[REQUIREMENTS]:
Copy the data word for word, starting at its first line and continuing through the line that contains "bar-2022 xyxy=(352,261,460,596)", including that line.

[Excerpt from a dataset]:
** begin **
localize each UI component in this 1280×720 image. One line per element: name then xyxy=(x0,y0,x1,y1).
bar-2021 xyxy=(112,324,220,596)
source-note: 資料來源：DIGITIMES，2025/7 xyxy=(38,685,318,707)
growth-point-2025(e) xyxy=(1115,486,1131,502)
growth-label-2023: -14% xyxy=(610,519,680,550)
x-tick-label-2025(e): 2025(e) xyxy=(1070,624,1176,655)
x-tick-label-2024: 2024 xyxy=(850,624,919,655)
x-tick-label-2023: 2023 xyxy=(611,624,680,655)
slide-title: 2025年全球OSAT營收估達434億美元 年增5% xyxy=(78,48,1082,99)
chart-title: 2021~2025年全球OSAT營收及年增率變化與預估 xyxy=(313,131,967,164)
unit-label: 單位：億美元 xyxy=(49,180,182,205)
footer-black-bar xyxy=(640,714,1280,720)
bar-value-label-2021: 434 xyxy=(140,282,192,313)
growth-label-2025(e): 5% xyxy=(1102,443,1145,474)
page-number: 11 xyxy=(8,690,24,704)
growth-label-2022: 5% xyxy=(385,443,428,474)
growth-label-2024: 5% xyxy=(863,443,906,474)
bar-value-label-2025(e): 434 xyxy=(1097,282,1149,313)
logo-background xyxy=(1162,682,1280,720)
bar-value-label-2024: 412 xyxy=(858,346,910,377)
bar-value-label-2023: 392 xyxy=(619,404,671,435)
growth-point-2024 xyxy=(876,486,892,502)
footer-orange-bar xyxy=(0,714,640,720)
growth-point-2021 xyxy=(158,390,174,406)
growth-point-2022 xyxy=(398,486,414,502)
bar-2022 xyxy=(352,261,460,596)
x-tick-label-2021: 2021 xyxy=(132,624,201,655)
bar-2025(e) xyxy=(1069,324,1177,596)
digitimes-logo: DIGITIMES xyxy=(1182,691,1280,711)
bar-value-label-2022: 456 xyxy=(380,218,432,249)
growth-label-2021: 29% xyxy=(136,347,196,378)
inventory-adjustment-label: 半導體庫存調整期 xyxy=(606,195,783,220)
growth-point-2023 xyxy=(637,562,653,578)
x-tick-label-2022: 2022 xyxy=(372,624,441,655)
** end **
[RESPONSE FOR THIS EXERCISE]:
localize each UI component in this 1280×720 image. One line per element: name then xyxy=(x0,y0,x1,y1).
bar-2021 xyxy=(112,324,220,596)
source-note: 資料來源：DIGITIMES，2025/7 xyxy=(38,685,318,707)
growth-point-2025(e) xyxy=(1115,486,1131,502)
growth-label-2023: -14% xyxy=(610,519,680,550)
x-tick-label-2025(e): 2025(e) xyxy=(1070,624,1176,655)
x-tick-label-2024: 2024 xyxy=(850,624,919,655)
x-tick-label-2023: 2023 xyxy=(611,624,680,655)
slide-title: 2025年全球OSAT營收估達434億美元 年增5% xyxy=(78,48,1082,99)
chart-title: 2021~2025年全球OSAT營收及年增率變化與預估 xyxy=(313,131,967,164)
unit-label: 單位：億美元 xyxy=(49,180,182,205)
footer-black-bar xyxy=(640,714,1280,720)
bar-value-label-2021: 434 xyxy=(140,282,192,313)
growth-label-2025(e): 5% xyxy=(1102,443,1145,474)
page-number: 11 xyxy=(8,690,24,704)
growth-label-2022: 5% xyxy=(385,443,428,474)
growth-label-2024: 5% xyxy=(863,443,906,474)
bar-value-label-2025(e): 434 xyxy=(1097,282,1149,313)
logo-background xyxy=(1162,682,1280,720)
bar-value-label-2024: 412 xyxy=(858,346,910,377)
bar-value-label-2023: 392 xyxy=(619,404,671,435)
growth-point-2024 xyxy=(876,486,892,502)
footer-orange-bar xyxy=(0,714,640,720)
growth-point-2021 xyxy=(158,390,174,406)
growth-point-2022 xyxy=(398,486,414,502)
bar-2022 xyxy=(352,261,460,596)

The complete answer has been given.